Give the number of lines in the records below that include "this", and nothing more.

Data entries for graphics

________________

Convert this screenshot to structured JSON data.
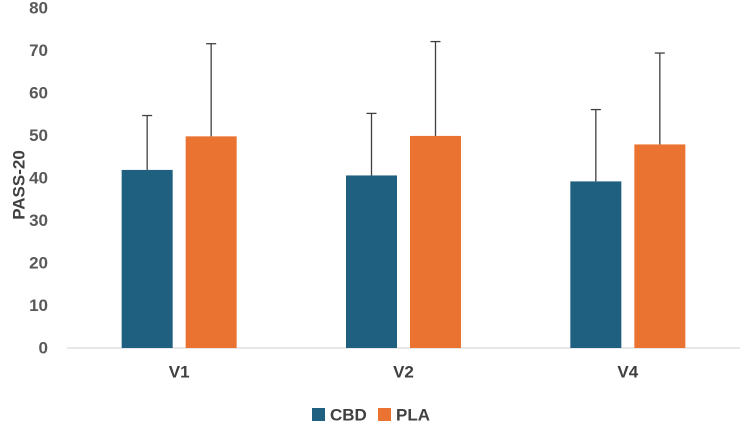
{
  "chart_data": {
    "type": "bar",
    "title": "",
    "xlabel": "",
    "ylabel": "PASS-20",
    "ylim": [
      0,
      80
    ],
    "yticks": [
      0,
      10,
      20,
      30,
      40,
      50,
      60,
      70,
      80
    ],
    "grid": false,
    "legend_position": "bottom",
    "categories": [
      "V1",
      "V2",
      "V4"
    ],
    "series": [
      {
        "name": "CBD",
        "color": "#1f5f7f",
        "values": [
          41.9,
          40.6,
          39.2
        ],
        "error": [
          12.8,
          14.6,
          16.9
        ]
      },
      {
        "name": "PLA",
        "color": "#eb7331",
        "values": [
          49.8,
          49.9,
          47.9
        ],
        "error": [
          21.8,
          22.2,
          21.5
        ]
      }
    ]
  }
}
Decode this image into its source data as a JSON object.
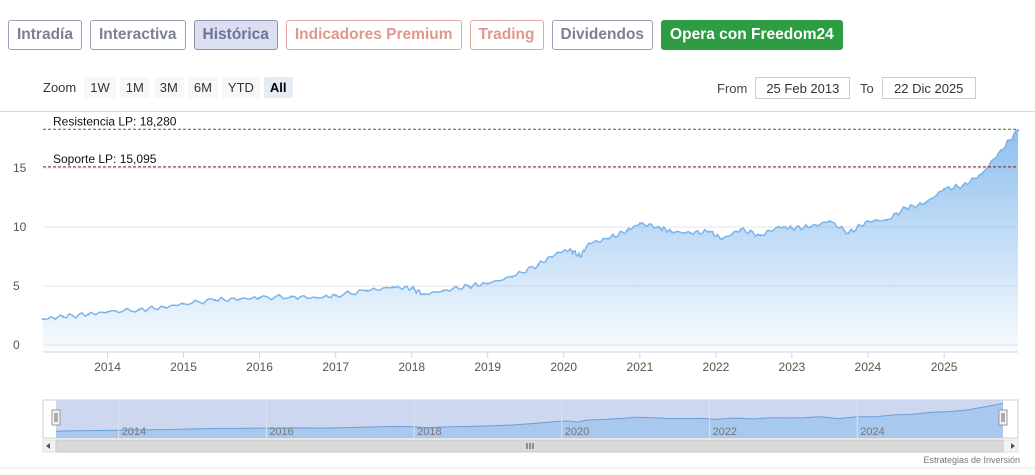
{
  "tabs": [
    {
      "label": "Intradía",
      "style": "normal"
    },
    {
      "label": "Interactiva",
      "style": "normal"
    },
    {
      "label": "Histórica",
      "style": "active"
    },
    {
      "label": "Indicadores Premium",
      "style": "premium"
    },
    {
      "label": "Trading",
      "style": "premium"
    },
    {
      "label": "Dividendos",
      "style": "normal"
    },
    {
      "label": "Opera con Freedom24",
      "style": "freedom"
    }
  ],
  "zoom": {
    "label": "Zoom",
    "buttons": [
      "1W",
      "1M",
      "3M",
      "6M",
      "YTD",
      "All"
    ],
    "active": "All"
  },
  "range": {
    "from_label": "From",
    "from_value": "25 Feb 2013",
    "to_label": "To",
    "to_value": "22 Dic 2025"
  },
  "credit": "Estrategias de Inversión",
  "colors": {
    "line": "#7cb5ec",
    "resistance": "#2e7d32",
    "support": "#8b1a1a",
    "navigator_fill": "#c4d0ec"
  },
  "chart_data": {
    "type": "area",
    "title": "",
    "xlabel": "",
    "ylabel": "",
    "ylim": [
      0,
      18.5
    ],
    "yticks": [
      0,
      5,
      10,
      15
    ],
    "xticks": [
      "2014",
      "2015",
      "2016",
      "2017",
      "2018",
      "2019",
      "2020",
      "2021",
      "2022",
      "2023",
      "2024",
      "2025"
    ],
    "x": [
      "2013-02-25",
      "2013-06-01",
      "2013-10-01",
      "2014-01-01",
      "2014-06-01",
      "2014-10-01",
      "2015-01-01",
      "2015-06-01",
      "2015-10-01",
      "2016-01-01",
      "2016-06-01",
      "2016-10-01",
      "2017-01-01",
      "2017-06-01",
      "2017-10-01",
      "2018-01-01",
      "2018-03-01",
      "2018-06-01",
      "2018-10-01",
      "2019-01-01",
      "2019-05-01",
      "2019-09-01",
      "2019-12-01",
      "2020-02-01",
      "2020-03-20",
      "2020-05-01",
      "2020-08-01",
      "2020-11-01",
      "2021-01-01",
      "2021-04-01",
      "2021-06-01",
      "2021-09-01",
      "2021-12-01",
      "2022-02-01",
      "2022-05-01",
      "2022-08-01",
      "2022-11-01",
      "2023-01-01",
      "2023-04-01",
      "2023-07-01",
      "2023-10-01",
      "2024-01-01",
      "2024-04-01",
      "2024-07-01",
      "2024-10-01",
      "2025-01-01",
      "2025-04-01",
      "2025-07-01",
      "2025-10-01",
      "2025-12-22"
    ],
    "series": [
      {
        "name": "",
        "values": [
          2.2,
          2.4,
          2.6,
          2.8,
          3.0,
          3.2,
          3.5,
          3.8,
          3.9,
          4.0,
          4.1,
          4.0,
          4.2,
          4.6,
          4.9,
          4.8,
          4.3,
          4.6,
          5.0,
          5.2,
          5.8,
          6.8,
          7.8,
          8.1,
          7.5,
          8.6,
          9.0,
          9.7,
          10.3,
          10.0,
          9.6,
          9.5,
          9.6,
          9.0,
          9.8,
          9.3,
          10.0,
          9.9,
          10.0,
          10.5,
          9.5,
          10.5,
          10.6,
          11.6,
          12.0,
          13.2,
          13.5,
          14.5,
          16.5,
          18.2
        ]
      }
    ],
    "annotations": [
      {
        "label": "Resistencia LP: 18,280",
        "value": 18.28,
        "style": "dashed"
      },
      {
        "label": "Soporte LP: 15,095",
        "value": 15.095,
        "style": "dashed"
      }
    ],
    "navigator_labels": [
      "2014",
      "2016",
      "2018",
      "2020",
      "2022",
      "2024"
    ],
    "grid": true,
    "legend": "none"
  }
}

________________

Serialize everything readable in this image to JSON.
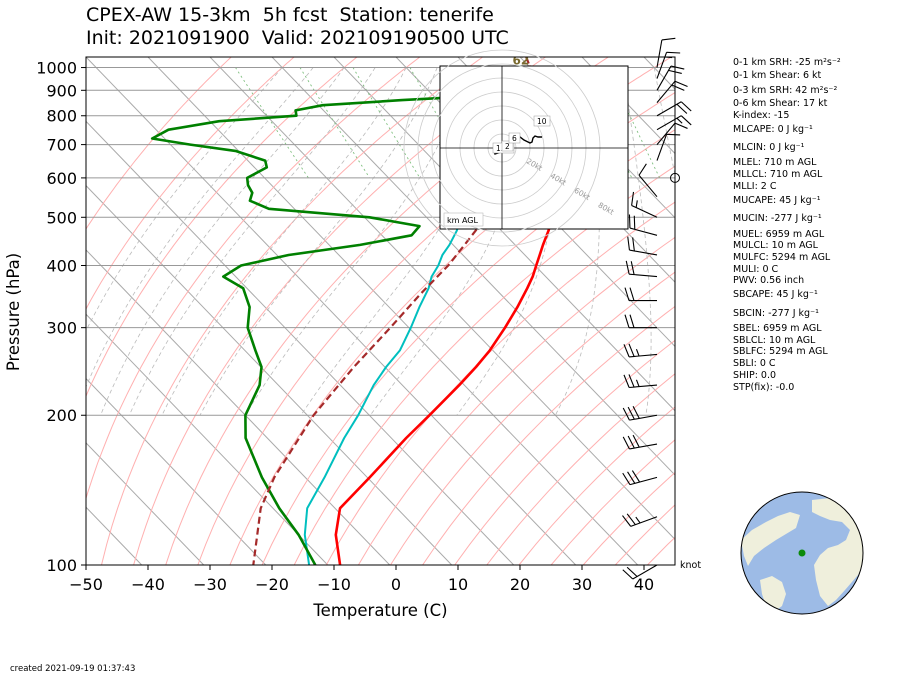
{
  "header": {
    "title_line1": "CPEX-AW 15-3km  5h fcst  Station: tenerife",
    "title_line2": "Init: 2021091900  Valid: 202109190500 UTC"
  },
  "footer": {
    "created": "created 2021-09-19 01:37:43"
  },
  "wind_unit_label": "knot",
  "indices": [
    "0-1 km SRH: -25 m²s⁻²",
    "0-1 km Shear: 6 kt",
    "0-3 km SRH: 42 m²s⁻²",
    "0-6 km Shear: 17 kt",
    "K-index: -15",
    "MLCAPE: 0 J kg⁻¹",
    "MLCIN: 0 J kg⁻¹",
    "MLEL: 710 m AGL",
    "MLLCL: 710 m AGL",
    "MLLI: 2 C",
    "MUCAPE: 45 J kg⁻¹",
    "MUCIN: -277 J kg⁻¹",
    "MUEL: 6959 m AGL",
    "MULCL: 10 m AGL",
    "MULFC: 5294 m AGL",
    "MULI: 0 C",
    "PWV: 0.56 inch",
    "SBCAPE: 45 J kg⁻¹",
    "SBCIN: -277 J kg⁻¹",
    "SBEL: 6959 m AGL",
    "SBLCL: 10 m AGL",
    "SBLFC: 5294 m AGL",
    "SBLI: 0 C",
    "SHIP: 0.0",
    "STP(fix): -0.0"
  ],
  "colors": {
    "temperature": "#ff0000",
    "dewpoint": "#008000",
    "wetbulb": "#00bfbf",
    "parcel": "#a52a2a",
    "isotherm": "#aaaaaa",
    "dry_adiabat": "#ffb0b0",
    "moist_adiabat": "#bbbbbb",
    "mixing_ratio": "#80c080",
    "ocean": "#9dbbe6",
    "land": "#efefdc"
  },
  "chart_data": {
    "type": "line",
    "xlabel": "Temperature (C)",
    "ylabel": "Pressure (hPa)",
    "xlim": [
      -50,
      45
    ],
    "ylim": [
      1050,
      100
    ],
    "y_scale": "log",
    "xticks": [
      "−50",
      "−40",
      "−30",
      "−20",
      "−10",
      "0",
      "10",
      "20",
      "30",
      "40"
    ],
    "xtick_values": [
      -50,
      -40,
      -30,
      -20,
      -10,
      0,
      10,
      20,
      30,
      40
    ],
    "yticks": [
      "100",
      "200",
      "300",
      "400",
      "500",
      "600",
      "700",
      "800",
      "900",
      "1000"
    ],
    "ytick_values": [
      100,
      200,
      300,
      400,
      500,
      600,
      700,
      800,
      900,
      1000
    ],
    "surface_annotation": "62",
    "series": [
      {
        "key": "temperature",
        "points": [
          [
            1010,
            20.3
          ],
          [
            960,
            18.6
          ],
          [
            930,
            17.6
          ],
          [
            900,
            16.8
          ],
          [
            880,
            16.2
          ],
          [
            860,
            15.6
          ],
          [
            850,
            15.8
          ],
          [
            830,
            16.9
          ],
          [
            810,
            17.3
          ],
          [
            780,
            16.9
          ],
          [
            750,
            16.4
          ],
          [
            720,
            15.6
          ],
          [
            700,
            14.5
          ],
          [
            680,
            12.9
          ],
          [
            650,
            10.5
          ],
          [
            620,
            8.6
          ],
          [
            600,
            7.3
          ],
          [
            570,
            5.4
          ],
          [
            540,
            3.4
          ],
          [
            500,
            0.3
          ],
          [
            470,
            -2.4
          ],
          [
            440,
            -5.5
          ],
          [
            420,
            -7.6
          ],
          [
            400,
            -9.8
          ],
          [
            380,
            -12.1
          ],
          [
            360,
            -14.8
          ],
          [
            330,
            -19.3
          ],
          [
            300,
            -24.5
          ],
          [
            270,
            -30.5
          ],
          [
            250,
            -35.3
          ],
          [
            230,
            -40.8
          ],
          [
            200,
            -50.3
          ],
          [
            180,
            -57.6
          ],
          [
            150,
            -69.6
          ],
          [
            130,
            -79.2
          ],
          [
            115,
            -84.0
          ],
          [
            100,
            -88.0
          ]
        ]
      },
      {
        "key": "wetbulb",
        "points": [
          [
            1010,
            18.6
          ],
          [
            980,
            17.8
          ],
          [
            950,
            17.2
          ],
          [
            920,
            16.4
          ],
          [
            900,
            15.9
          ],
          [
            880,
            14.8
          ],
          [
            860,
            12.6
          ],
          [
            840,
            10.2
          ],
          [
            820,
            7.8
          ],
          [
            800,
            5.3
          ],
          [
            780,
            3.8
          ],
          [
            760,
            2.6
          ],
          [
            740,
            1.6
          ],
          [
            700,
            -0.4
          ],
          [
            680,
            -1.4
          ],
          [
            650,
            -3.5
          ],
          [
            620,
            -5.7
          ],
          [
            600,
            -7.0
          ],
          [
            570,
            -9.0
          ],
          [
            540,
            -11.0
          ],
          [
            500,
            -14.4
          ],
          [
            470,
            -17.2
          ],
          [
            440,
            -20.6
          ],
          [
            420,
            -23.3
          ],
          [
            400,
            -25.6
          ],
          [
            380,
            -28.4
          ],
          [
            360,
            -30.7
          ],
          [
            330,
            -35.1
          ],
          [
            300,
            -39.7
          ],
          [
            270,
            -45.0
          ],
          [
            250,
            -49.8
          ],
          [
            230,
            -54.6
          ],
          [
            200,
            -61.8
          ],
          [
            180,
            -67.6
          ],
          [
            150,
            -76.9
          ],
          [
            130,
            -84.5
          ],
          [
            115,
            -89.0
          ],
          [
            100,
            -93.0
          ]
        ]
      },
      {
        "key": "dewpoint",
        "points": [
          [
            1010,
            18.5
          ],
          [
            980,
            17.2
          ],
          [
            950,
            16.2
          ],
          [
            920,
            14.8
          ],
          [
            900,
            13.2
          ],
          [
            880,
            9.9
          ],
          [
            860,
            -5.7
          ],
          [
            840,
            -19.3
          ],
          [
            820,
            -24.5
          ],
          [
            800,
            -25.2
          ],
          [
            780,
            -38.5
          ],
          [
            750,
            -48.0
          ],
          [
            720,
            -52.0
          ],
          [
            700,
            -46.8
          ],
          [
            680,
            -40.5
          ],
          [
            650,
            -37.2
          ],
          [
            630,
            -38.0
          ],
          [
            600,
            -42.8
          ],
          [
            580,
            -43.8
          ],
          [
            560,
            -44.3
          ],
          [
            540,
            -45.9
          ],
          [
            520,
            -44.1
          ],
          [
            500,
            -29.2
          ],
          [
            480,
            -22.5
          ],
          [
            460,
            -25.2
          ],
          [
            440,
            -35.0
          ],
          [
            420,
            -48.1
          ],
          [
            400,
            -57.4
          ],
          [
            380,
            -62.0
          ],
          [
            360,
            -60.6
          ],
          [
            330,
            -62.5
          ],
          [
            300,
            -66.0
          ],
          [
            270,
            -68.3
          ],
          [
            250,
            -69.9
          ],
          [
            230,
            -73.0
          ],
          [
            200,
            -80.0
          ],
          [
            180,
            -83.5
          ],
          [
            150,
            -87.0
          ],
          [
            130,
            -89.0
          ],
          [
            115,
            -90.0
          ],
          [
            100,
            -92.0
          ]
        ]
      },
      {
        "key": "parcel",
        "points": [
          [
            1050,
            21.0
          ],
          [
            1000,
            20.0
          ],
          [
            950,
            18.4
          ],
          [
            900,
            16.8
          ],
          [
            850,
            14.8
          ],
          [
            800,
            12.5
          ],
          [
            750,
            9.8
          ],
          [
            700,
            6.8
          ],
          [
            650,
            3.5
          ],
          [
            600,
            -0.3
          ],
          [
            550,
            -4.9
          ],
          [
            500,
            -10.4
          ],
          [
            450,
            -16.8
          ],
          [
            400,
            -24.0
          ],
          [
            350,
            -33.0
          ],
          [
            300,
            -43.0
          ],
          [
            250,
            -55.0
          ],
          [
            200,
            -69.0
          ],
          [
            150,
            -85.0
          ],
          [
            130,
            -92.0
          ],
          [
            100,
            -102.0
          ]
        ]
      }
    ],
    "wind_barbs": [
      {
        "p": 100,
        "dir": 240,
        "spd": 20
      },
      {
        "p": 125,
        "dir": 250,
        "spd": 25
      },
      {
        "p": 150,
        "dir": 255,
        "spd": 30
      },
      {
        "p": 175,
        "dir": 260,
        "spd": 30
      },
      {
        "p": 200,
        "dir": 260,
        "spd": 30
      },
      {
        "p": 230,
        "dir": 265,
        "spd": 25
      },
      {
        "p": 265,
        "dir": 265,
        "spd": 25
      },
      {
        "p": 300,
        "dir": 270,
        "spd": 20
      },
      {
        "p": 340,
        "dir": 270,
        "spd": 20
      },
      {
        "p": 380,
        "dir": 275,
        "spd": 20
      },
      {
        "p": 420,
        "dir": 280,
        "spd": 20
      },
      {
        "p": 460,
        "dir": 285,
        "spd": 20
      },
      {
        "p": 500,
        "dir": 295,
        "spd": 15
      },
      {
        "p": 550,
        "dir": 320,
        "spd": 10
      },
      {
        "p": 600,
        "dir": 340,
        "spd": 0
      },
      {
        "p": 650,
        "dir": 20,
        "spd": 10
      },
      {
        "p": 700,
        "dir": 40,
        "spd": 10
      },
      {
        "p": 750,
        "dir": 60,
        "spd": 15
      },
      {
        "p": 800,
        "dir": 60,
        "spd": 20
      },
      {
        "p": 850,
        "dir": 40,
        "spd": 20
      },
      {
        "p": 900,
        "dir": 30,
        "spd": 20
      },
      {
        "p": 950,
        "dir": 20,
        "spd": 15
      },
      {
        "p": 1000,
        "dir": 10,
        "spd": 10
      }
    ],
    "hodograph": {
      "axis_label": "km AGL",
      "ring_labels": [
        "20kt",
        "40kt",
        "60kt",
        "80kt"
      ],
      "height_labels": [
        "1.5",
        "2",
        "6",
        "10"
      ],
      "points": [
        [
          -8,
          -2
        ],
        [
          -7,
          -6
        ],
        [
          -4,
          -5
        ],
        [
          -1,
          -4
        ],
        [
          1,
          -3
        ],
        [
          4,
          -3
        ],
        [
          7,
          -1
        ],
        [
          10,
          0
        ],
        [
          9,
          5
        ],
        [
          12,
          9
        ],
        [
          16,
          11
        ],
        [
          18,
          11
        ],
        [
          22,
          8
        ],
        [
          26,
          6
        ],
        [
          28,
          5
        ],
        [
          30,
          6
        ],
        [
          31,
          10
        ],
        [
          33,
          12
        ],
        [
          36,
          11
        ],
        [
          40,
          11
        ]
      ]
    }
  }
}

________________

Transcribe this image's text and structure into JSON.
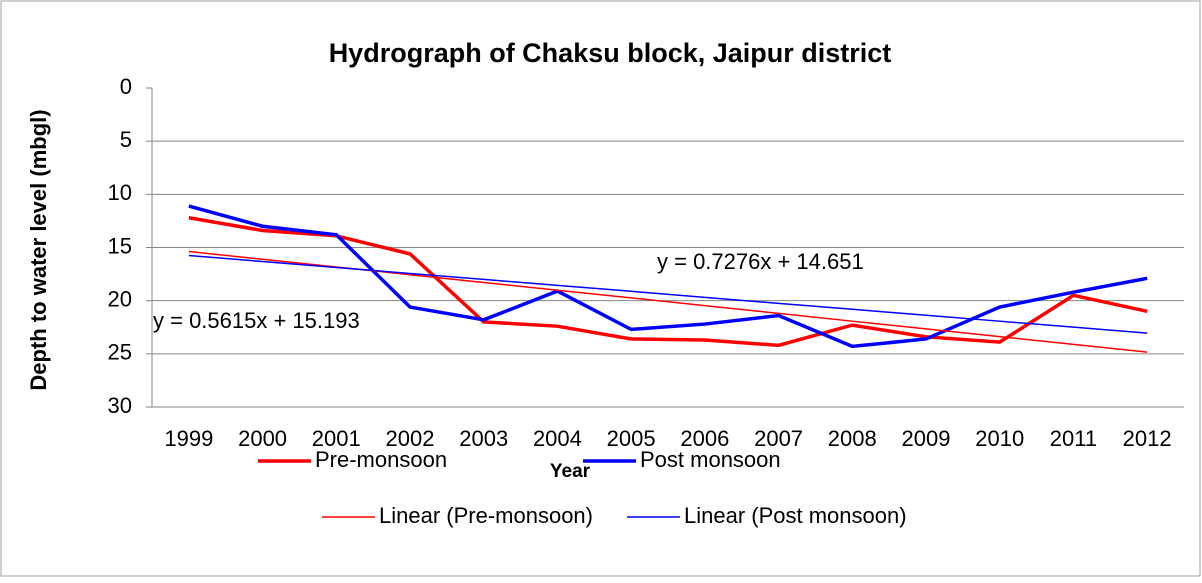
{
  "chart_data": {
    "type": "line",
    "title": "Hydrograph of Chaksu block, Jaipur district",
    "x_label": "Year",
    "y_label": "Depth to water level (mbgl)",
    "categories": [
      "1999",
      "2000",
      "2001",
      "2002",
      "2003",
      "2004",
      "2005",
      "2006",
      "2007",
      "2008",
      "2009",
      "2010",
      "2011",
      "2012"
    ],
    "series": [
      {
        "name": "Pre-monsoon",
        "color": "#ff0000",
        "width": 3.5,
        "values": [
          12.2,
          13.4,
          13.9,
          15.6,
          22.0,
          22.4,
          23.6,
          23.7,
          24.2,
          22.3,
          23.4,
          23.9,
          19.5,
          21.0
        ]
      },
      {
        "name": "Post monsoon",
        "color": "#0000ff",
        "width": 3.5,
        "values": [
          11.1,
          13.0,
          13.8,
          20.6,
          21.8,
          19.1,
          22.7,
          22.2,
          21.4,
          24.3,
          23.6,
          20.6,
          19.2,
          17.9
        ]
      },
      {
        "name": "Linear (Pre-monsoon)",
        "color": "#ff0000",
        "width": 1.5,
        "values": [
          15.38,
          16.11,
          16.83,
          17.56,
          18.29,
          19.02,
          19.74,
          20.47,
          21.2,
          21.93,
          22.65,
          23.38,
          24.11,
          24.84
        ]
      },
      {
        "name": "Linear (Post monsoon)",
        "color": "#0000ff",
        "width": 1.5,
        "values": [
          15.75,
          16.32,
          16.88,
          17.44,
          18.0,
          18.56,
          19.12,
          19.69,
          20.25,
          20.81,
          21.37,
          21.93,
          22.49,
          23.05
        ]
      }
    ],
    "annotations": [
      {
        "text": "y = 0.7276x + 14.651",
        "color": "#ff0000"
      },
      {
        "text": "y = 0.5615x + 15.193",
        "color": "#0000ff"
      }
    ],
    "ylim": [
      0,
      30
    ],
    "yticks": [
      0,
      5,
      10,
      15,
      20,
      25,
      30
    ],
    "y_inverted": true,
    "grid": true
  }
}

________________

> _Exercise output_
4